What needs to be done:
Write out the data below in full. Keep it exact.
──────── Records supplied
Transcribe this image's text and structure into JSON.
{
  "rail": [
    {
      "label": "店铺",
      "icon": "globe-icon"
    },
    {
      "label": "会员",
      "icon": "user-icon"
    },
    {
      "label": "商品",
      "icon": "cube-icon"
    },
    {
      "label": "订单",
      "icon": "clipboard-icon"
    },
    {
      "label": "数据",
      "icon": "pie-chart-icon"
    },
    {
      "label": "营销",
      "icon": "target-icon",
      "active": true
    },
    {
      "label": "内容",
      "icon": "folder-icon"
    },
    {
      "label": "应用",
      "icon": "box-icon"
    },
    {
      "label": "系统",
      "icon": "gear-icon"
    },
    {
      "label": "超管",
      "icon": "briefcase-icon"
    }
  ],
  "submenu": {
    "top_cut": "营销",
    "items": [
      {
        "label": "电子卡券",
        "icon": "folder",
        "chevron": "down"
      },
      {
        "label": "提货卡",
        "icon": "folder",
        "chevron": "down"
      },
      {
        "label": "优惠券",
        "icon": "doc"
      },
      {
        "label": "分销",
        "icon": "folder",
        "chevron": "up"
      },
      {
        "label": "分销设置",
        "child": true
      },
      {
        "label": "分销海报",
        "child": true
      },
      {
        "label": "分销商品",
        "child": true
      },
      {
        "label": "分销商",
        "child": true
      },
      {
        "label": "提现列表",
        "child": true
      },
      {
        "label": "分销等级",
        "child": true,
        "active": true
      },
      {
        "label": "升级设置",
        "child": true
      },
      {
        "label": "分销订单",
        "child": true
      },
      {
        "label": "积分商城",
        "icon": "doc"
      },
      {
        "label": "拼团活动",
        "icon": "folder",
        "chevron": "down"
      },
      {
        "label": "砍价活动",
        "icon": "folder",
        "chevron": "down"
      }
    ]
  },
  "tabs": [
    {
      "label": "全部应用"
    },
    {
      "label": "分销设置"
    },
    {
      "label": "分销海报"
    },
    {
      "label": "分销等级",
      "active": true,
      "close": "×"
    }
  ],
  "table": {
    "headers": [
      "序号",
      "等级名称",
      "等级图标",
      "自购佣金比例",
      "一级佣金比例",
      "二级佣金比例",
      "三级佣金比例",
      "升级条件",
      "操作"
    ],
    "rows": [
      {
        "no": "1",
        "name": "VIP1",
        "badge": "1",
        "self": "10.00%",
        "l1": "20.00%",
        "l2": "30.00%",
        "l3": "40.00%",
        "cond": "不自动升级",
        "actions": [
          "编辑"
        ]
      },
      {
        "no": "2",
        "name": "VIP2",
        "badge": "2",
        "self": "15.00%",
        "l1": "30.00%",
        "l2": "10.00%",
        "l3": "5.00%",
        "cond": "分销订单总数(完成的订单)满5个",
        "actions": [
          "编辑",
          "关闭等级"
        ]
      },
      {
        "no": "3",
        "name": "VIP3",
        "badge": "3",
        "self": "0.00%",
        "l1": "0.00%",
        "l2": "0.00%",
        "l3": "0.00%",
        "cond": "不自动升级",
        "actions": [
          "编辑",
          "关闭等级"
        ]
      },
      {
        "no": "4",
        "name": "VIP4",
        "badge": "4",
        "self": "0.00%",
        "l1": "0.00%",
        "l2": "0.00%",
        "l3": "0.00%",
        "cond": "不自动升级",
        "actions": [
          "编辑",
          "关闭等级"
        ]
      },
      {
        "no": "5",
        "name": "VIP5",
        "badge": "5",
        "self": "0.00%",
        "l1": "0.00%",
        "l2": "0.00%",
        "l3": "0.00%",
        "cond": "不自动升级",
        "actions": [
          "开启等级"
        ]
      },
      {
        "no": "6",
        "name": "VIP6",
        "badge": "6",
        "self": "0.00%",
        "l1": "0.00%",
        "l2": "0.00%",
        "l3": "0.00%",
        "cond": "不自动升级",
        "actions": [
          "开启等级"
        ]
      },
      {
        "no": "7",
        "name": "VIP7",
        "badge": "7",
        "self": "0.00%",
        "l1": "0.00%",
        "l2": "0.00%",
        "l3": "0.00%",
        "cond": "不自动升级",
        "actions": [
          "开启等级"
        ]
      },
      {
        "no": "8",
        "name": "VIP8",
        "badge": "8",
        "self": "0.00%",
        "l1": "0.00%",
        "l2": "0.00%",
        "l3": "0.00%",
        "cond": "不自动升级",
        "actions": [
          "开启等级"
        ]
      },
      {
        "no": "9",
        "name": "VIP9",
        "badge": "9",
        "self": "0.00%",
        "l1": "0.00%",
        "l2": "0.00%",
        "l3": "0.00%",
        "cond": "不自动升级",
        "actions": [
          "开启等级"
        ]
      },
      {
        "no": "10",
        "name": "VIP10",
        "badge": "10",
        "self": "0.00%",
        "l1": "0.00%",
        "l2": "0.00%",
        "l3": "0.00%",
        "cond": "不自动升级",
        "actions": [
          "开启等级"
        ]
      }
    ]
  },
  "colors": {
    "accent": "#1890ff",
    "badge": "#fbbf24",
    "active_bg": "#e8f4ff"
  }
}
────────────────
Solution to this exercise:
Transcribe this image's text and structure into JSON.
{
  "rail": [
    {
      "label": "店铺",
      "icon": "globe-icon"
    },
    {
      "label": "会员",
      "icon": "user-icon"
    },
    {
      "label": "商品",
      "icon": "cube-icon"
    },
    {
      "label": "订单",
      "icon": "clipboard-icon"
    },
    {
      "label": "数据",
      "icon": "pie-chart-icon"
    },
    {
      "label": "营销",
      "icon": "target-icon",
      "active": true
    },
    {
      "label": "内容",
      "icon": "folder-icon"
    },
    {
      "label": "应用",
      "icon": "box-icon"
    },
    {
      "label": "系统",
      "icon": "gear-icon"
    },
    {
      "label": "超管",
      "icon": "briefcase-icon"
    }
  ],
  "submenu": {
    "top_cut": "营销",
    "items": [
      {
        "label": "电子卡券",
        "icon": "folder",
        "chevron": "down"
      },
      {
        "label": "提货卡",
        "icon": "folder",
        "chevron": "down"
      },
      {
        "label": "优惠券",
        "icon": "doc"
      },
      {
        "label": "分销",
        "icon": "folder",
        "chevron": "up"
      },
      {
        "label": "分销设置",
        "child": true
      },
      {
        "label": "分销海报",
        "child": true
      },
      {
        "label": "分销商品",
        "child": true
      },
      {
        "label": "分销商",
        "child": true
      },
      {
        "label": "提现列表",
        "child": true
      },
      {
        "label": "分销等级",
        "child": true,
        "active": true
      },
      {
        "label": "升级设置",
        "child": true
      },
      {
        "label": "分销订单",
        "child": true
      },
      {
        "label": "积分商城",
        "icon": "doc"
      },
      {
        "label": "拼团活动",
        "icon": "folder",
        "chevron": "down"
      },
      {
        "label": "砍价活动",
        "icon": "folder",
        "chevron": "down"
      }
    ]
  },
  "tabs": [
    {
      "label": "全部应用"
    },
    {
      "label": "分销设置"
    },
    {
      "label": "分销海报"
    },
    {
      "label": "分销等级",
      "active": true,
      "close": "×"
    }
  ],
  "table": {
    "headers": [
      "序号",
      "等级名称",
      "等级图标",
      "自购佣金比例",
      "一级佣金比例",
      "二级佣金比例",
      "三级佣金比例",
      "升级条件",
      "操作"
    ],
    "rows": [
      {
        "no": "1",
        "name": "VIP1",
        "badge": "1",
        "self": "10.00%",
        "l1": "20.00%",
        "l2": "30.00%",
        "l3": "40.00%",
        "cond": "不自动升级",
        "actions": [
          "编辑"
        ]
      },
      {
        "no": "2",
        "name": "VIP2",
        "badge": "2",
        "self": "15.00%",
        "l1": "30.00%",
        "l2": "10.00%",
        "l3": "5.00%",
        "cond": "分销订单总数(完成的订单)满5个",
        "actions": [
          "编辑",
          "关闭等级"
        ]
      },
      {
        "no": "3",
        "name": "VIP3",
        "badge": "3",
        "self": "0.00%",
        "l1": "0.00%",
        "l2": "0.00%",
        "l3": "0.00%",
        "cond": "不自动升级",
        "actions": [
          "编辑",
          "关闭等级"
        ]
      },
      {
        "no": "4",
        "name": "VIP4",
        "badge": "4",
        "self": "0.00%",
        "l1": "0.00%",
        "l2": "0.00%",
        "l3": "0.00%",
        "cond": "不自动升级",
        "actions": [
          "编辑",
          "关闭等级"
        ]
      },
      {
        "no": "5",
        "name": "VIP5",
        "badge": "5",
        "self": "0.00%",
        "l1": "0.00%",
        "l2": "0.00%",
        "l3": "0.00%",
        "cond": "不自动升级",
        "actions": [
          "开启等级"
        ]
      },
      {
        "no": "6",
        "name": "VIP6",
        "badge": "6",
        "self": "0.00%",
        "l1": "0.00%",
        "l2": "0.00%",
        "l3": "0.00%",
        "cond": "不自动升级",
        "actions": [
          "开启等级"
        ]
      },
      {
        "no": "7",
        "name": "VIP7",
        "badge": "7",
        "self": "0.00%",
        "l1": "0.00%",
        "l2": "0.00%",
        "l3": "0.00%",
        "cond": "不自动升级",
        "actions": [
          "开启等级"
        ]
      },
      {
        "no": "8",
        "name": "VIP8",
        "badge": "8",
        "self": "0.00%",
        "l1": "0.00%",
        "l2": "0.00%",
        "l3": "0.00%",
        "cond": "不自动升级",
        "actions": [
          "开启等级"
        ]
      },
      {
        "no": "9",
        "name": "VIP9",
        "badge": "9",
        "self": "0.00%",
        "l1": "0.00%",
        "l2": "0.00%",
        "l3": "0.00%",
        "cond": "不自动升级",
        "actions": [
          "开启等级"
        ]
      },
      {
        "no": "10",
        "name": "VIP10",
        "badge": "10",
        "self": "0.00%",
        "l1": "0.00%",
        "l2": "0.00%",
        "l3": "0.00%",
        "cond": "不自动升级",
        "actions": [
          "开启等级"
        ]
      }
    ]
  },
  "colors": {
    "accent": "#1890ff",
    "badge": "#fbbf24",
    "active_bg": "#e8f4ff"
  }
}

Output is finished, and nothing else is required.